▶ What you should do
Copy every line of the following data that includes the string "title".

▶ Source data

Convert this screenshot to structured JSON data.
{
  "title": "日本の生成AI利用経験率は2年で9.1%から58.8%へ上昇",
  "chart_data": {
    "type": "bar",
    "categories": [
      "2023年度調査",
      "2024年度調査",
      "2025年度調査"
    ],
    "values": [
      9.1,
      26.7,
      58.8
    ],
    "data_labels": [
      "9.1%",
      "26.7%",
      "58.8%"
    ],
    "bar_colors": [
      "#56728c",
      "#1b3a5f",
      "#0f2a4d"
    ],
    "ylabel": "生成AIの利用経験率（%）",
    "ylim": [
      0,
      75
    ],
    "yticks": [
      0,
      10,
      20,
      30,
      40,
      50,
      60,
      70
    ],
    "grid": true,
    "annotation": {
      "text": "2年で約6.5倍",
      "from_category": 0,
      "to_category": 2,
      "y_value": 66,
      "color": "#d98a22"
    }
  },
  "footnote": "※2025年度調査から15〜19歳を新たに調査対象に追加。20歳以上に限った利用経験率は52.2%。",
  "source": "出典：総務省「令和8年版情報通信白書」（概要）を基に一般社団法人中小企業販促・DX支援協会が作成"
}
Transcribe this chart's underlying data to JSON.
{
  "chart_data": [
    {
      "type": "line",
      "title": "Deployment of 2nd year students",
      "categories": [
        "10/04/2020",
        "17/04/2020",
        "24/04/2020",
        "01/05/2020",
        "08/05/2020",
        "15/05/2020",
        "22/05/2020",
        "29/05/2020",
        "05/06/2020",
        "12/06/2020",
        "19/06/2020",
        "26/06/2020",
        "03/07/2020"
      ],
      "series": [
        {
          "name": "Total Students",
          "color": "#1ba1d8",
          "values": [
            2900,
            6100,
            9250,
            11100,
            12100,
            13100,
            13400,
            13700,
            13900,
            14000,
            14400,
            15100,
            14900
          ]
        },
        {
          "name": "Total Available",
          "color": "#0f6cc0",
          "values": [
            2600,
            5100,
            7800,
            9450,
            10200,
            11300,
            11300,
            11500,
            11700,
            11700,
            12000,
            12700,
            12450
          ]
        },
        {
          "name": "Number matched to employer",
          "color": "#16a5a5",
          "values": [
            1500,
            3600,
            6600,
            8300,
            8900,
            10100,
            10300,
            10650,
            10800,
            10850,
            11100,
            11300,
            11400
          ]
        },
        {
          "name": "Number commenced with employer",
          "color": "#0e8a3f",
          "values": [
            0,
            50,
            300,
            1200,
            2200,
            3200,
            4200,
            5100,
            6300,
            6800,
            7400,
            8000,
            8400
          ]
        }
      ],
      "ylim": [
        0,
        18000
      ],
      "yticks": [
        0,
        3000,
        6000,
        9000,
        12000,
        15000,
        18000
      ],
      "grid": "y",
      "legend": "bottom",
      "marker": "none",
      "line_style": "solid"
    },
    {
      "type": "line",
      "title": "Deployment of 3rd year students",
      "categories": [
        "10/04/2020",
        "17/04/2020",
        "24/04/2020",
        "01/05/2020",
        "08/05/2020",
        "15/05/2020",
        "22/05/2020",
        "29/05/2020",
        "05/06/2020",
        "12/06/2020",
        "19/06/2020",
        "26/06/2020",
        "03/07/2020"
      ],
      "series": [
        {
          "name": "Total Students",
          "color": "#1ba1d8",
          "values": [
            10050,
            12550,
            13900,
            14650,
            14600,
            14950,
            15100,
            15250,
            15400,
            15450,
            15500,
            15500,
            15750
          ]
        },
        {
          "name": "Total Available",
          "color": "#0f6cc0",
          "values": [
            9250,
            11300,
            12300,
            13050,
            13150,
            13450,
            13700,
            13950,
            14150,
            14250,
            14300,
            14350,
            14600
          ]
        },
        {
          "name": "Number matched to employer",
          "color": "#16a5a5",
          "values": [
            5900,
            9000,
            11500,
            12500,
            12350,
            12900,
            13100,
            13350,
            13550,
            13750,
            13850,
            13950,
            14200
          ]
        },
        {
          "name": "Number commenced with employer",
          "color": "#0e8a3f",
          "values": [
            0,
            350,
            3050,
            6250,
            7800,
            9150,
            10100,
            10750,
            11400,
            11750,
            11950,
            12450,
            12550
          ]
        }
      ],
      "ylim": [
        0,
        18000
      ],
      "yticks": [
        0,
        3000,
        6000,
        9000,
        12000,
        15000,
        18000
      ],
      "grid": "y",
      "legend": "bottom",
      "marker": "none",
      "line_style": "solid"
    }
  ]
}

▶ Final answer
  "title": "日本の生成AI利用経験率は2年で9.1%から58.8%へ上昇",
      "title": "Deployment of 2nd year students",
      "title": "Deployment of 3rd year students",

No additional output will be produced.